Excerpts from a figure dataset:
------------------------------------------------------------------------

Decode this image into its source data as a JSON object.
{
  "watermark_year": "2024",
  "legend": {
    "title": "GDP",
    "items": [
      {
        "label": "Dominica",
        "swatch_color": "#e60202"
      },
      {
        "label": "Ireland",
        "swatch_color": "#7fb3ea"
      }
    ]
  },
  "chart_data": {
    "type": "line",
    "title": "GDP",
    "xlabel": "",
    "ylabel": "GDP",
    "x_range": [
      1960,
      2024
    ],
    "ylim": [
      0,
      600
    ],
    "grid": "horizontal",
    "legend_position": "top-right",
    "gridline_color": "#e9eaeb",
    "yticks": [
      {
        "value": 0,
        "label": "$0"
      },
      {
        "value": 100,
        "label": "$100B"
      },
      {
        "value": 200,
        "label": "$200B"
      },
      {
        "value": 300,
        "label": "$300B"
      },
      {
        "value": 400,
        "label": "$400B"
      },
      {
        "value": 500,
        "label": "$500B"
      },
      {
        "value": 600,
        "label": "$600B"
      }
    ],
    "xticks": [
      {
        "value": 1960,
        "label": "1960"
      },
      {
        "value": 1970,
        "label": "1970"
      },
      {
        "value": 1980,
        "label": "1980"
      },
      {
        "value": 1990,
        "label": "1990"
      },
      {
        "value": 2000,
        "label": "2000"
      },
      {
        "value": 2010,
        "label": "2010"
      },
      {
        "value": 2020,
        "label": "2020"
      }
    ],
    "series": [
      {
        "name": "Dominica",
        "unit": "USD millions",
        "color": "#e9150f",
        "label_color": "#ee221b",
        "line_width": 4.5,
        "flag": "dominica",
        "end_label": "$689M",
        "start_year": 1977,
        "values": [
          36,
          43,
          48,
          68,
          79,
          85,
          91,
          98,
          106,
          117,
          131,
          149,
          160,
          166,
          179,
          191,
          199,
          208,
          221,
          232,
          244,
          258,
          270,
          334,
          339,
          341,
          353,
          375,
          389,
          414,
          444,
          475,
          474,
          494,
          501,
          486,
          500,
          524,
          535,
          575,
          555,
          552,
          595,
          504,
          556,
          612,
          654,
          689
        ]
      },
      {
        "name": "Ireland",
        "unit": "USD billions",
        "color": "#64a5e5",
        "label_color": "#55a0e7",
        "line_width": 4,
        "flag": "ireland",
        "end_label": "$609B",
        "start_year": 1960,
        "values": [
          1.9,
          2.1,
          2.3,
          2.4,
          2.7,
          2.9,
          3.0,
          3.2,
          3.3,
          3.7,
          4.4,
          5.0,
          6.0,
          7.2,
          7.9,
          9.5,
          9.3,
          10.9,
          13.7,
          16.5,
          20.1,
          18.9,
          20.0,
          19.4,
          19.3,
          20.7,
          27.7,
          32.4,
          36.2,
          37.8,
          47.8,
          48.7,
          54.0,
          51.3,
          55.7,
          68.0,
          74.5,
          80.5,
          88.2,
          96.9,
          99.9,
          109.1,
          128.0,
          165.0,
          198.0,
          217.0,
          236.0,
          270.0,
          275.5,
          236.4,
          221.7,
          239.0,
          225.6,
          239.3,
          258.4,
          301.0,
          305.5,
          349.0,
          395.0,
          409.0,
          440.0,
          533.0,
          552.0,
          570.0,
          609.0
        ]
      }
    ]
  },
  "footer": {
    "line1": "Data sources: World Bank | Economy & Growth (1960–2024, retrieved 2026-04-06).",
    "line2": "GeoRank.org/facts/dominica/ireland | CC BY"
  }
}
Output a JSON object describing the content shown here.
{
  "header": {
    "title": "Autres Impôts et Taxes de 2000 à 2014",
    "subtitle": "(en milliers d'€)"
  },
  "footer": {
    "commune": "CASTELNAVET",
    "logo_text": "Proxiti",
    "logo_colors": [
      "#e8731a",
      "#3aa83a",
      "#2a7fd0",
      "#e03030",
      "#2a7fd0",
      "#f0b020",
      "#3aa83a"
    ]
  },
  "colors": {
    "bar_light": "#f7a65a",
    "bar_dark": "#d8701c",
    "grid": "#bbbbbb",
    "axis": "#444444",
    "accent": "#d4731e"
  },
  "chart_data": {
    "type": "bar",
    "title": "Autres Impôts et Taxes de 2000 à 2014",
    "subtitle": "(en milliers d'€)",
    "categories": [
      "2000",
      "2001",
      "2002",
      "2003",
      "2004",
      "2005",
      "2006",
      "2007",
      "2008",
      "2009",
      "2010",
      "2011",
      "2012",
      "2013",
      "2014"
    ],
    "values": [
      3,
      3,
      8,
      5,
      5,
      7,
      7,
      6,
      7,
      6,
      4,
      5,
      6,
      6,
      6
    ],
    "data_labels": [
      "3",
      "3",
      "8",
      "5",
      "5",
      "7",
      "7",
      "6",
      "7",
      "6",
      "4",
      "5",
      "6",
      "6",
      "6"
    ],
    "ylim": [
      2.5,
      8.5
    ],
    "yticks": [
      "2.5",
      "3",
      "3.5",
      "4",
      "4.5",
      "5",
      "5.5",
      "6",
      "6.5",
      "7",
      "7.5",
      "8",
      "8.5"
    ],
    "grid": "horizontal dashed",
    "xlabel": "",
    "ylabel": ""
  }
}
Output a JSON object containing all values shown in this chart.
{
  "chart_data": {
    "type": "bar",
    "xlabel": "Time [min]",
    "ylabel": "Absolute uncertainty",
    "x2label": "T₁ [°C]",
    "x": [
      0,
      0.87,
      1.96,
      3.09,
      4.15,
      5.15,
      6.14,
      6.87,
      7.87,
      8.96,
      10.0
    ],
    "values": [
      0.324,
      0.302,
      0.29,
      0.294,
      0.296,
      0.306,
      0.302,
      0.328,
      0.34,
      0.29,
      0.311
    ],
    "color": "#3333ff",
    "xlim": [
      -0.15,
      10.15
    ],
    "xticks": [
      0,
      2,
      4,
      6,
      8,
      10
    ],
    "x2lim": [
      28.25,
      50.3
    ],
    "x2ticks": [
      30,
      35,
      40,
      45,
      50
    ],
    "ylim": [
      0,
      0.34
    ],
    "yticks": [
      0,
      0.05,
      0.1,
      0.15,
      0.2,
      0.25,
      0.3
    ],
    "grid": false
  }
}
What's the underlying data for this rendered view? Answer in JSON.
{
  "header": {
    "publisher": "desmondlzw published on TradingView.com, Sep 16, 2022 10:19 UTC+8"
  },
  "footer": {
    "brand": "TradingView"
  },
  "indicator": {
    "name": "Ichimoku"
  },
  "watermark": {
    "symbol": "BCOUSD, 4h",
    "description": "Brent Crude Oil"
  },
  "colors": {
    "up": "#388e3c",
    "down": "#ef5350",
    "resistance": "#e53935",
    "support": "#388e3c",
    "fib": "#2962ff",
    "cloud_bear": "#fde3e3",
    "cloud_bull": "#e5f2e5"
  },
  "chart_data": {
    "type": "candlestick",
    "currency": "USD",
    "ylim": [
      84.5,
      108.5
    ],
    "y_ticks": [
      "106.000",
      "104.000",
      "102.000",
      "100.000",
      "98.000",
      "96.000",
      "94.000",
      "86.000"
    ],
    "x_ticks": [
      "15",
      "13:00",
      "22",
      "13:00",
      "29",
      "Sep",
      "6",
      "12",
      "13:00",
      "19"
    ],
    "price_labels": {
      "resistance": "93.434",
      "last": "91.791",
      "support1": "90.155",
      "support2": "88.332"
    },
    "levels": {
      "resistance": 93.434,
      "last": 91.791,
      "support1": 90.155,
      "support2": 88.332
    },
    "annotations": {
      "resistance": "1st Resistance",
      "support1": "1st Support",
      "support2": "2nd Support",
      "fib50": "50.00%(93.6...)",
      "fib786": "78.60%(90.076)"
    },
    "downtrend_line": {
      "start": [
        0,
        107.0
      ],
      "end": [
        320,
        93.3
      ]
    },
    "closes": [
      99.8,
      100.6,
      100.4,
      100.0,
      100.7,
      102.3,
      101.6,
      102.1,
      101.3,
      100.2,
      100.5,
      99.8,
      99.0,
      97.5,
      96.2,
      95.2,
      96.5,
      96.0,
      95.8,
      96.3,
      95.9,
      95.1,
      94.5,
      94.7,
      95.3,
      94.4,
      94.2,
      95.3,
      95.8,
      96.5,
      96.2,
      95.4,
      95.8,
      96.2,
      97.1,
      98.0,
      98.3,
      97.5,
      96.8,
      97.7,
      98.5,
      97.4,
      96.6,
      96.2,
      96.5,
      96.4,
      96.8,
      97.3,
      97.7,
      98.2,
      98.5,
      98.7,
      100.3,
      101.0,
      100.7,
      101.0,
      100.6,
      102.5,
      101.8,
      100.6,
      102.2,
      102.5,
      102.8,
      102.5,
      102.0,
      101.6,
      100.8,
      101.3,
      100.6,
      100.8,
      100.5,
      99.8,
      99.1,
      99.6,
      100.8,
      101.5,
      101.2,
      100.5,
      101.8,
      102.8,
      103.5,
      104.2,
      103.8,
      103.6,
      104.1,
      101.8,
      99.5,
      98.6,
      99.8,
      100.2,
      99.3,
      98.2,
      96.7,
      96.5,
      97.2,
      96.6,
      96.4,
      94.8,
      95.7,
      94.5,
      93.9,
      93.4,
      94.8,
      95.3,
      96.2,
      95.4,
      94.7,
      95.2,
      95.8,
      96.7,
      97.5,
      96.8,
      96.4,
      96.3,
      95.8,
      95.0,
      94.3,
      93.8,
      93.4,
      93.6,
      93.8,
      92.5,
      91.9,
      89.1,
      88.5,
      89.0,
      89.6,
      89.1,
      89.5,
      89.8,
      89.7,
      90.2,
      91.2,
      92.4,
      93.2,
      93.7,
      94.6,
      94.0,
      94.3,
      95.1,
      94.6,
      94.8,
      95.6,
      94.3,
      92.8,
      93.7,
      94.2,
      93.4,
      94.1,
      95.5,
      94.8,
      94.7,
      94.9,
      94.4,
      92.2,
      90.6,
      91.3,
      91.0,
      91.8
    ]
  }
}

------------------------------------------------------------------------

What you will do →
Establish how many lines of the records contain the string "resistance" and state that number without elaboration.

Solution to this task →
4